Collected data:
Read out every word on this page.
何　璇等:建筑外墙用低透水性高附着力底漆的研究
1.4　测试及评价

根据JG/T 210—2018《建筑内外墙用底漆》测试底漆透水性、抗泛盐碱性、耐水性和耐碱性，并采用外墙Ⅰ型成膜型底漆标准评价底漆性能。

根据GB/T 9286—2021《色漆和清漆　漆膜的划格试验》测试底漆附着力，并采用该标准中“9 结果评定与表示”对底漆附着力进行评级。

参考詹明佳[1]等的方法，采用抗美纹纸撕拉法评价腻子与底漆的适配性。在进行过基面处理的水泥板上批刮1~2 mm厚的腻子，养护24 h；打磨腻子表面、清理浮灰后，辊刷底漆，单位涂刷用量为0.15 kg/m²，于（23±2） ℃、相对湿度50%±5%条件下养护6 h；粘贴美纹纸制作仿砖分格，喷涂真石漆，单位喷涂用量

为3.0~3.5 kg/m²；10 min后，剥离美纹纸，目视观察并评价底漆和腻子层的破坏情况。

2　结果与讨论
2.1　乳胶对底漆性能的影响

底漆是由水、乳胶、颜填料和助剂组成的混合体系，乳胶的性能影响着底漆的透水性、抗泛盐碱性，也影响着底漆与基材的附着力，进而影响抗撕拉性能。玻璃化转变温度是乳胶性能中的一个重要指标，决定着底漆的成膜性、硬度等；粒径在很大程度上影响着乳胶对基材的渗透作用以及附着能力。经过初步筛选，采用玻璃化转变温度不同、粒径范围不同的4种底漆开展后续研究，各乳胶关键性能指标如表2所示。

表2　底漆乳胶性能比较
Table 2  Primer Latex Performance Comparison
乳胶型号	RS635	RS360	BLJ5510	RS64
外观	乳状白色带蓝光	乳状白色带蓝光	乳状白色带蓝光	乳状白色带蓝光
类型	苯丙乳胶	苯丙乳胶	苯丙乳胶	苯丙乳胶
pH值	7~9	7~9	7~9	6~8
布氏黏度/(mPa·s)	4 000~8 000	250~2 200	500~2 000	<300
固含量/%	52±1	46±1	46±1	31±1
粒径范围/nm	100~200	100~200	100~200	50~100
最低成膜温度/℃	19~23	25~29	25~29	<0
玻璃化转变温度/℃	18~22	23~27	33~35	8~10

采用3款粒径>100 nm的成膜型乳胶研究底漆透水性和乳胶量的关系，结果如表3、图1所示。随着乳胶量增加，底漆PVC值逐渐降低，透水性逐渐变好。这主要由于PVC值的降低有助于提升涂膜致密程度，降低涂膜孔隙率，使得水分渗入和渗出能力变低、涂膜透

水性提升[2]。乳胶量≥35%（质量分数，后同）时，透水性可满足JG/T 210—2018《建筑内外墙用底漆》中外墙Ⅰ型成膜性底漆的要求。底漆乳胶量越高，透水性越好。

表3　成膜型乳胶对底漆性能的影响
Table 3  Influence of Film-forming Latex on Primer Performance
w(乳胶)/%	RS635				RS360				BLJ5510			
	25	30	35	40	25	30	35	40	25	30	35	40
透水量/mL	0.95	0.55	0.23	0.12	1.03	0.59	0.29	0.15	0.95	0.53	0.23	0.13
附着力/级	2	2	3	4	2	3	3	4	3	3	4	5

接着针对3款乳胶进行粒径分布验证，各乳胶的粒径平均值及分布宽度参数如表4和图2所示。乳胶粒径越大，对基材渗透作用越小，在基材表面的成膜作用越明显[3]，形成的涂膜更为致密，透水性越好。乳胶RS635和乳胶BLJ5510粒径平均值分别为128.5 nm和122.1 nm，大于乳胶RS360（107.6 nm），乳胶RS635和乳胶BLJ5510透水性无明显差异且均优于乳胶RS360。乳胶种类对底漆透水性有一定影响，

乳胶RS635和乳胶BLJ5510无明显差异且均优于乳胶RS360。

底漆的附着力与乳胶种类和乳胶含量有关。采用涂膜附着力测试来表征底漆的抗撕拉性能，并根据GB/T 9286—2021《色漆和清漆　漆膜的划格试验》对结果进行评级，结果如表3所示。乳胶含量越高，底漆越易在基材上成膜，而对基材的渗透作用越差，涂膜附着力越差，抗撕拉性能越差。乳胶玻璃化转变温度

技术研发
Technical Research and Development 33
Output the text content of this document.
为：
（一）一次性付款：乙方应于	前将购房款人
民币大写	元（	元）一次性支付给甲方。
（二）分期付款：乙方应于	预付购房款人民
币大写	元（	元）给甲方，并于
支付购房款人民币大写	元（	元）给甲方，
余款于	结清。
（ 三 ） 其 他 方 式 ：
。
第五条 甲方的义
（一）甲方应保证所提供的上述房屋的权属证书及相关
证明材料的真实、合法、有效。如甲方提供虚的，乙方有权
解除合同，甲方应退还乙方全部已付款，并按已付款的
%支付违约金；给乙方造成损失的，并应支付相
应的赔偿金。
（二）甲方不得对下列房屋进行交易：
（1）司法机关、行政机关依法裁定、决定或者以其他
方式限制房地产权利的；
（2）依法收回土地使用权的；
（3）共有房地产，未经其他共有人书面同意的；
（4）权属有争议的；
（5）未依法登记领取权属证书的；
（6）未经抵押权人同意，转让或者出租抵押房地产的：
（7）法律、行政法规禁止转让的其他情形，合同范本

WHAT YOU HAVE TO DO: In the records above, return only the line that contains "Output the text content of this document." and every line after it through the last, exactly as they appear.

EXPECTED OUTPUT:
Output the text content of this document.
为：
（一）一次性付款：乙方应于	前将购房款人
民币大写	元（	元）一次性支付给甲方。
（二）分期付款：乙方应于	预付购房款人民
币大写	元（	元）给甲方，并于
支付购房款人民币大写	元（	元）给甲方，
余款于	结清。
（ 三 ） 其 他 方 式 ：
。
第五条 甲方的义
（一）甲方应保证所提供的上述房屋的权属证书及相关
证明材料的真实、合法、有效。如甲方提供虚的，乙方有权
解除合同，甲方应退还乙方全部已付款，并按已付款的
%支付违约金；给乙方造成损失的，并应支付相
应的赔偿金。
（二）甲方不得对下列房屋进行交易：
（1）司法机关、行政机关依法裁定、决定或者以其他
方式限制房地产权利的；
（2）依法收回土地使用权的；
（3）共有房地产，未经其他共有人书面同意的；
（4）权属有争议的；
（5）未依法登记领取权属证书的；
（6）未经抵押权人同意，转让或者出租抵押房地产的：
（7）法律、行政法规禁止转让的其他情形，合同范本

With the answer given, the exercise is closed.